» **EXERCISE DIRECTIONS**: Extract every line that contains the word "JSON".
─── RECORDS SHOWN ───
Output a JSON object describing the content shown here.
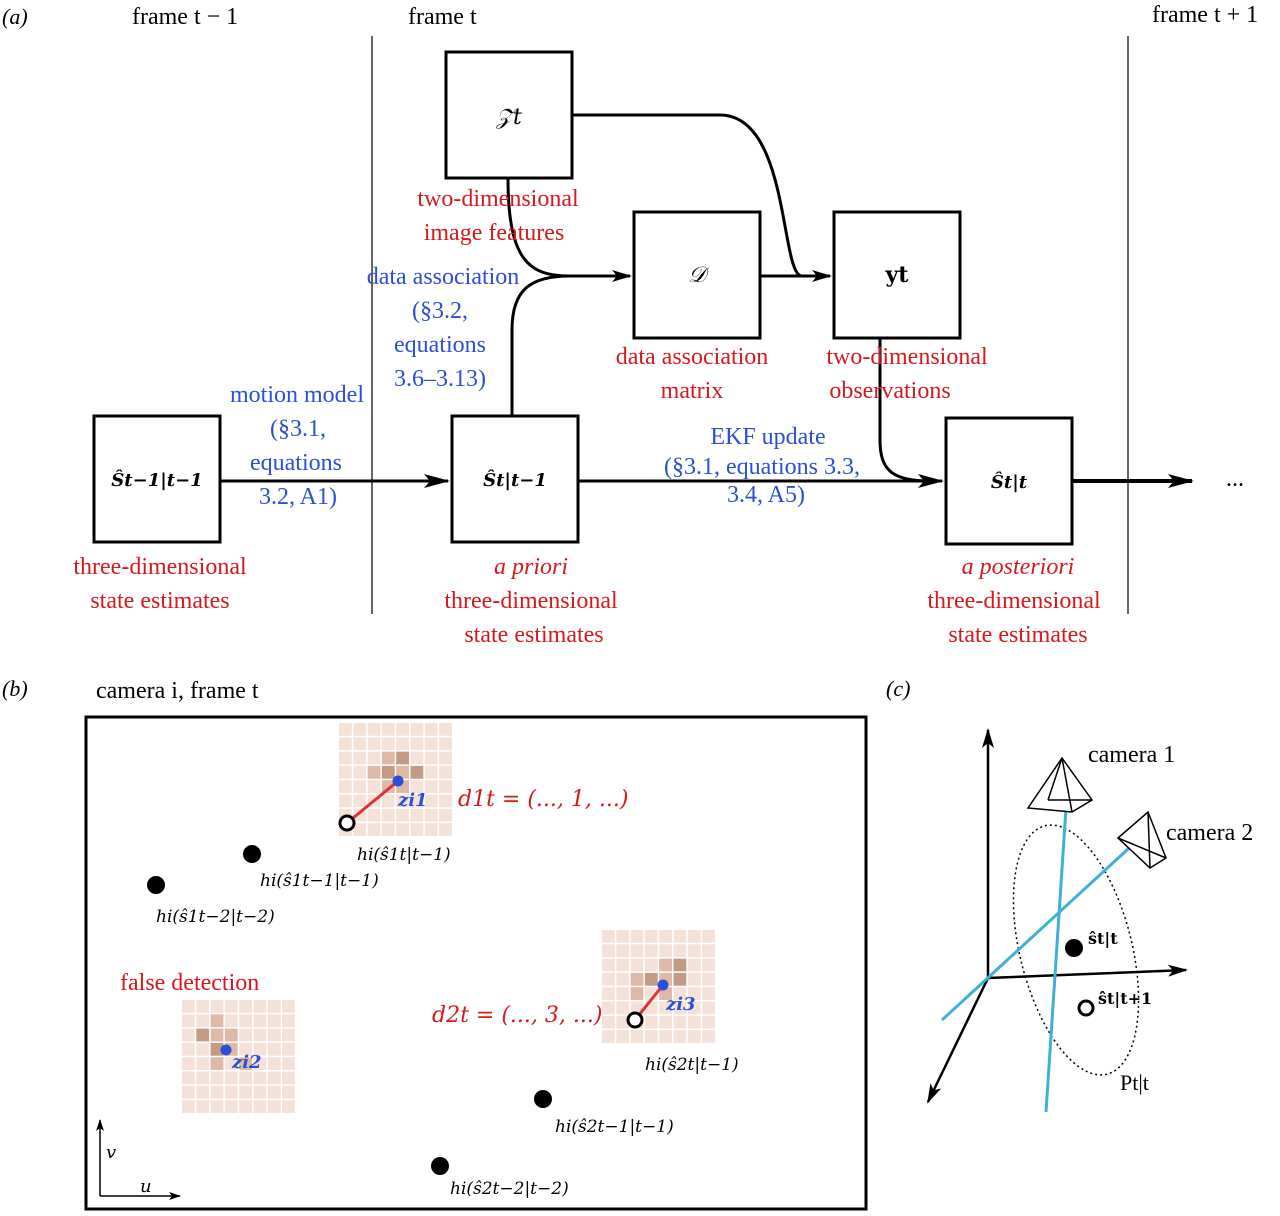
{
  "colors": {
    "red": "#d7191c",
    "blue": "#2b4fd6",
    "cyan": "#3fb0d6",
    "black": "#000000",
    "grid_dark": "#c59a84",
    "grid_mid": "#dfb8a6",
    "grid_light": "#f4e1d8"
  },
  "panel_a": {
    "label": "(a)",
    "frames": [
      "frame t − 1",
      "frame t",
      "frame t + 1"
    ],
    "ellipsis": "...",
    "boxes": {
      "z": "𝒵t",
      "d": "𝒟",
      "y": "yt",
      "s_prev": "Ŝt−1|t−1",
      "s_prior": "Ŝt|t−1",
      "s_post": "Ŝt|t"
    },
    "red_captions": {
      "features": [
        "two-dimensional",
        "image features"
      ],
      "matrix": [
        "data association",
        "matrix"
      ],
      "observations": [
        "two-dimensional",
        "observations"
      ],
      "state_prev": [
        "three-dimensional",
        "state estimates"
      ],
      "state_prior": [
        "a priori",
        "three-dimensional",
        "state estimates"
      ],
      "state_post": [
        "a posteriori",
        "three-dimensional",
        "state estimates"
      ]
    },
    "blue_captions": {
      "association": [
        "data association",
        "(§3.2,",
        "equations",
        "3.6–3.13)"
      ],
      "motion": [
        "motion model",
        "(§3.1,",
        "equations",
        "3.2, A1)"
      ],
      "ekf": [
        "EKF update",
        "(§3.1, equations 3.3,",
        "3.4, A5)"
      ]
    }
  },
  "panel_b": {
    "label": "(b)",
    "title": "camera i, frame t",
    "false_detection": "false detection",
    "d1": "d1t = (..., 1, ...)",
    "d2": "d2t = (..., 3, ...)",
    "z1": "zi1",
    "z2": "zi2",
    "z3": "zi3",
    "h_prior_1": "hi(ŝ1t|t−1)",
    "h_prev_1": "hi(ŝ1t−1|t−1)",
    "h_prev2_1": "hi(ŝ1t−2|t−2)",
    "h_prior_2": "hi(ŝ2t|t−1)",
    "h_prev_2": "hi(ŝ2t−1|t−1)",
    "h_prev2_2": "hi(ŝ2t−2|t−2)",
    "axis_u": "u",
    "axis_v": "v"
  },
  "panel_c": {
    "label": "(c)",
    "camera1": "camera 1",
    "camera2": "camera 2",
    "s_tt": "ŝt|t",
    "s_tt1": "ŝt|t+1",
    "cov": "Pt|t"
  }
}
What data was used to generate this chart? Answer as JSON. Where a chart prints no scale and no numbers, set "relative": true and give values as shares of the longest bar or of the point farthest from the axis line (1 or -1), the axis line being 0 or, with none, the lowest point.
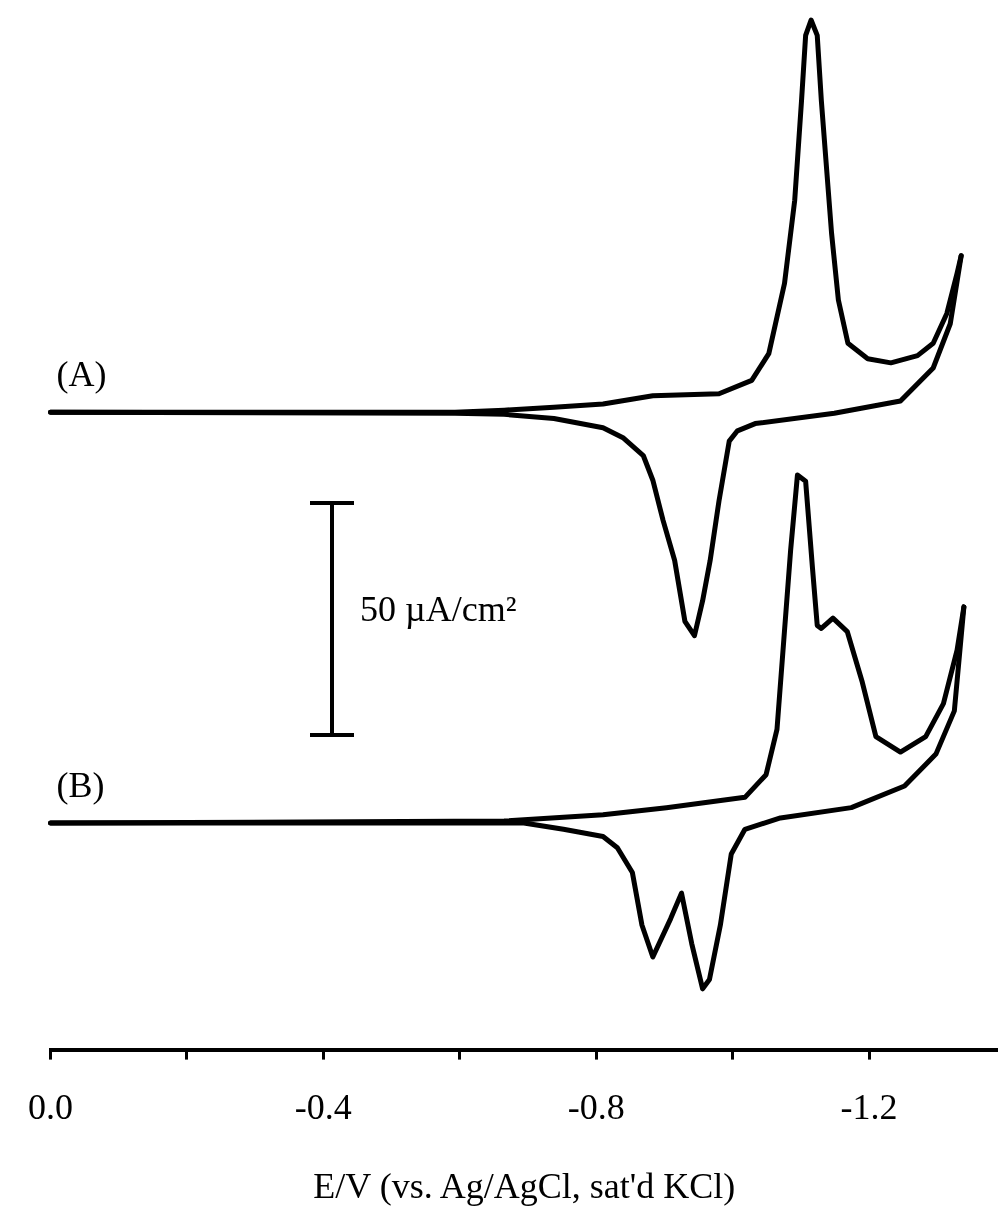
───
» **EXPECTED ANSWER**:
Output a JSON object describing the content shown here.
What data was used to generate this chart? Answer as JSON. Where a chart prints no scale and no numbers, set "relative": true and give values as shares of the longest bar or of the point farthest from the axis line (1 or -1), the axis line being 0 or, with none, the lowest point.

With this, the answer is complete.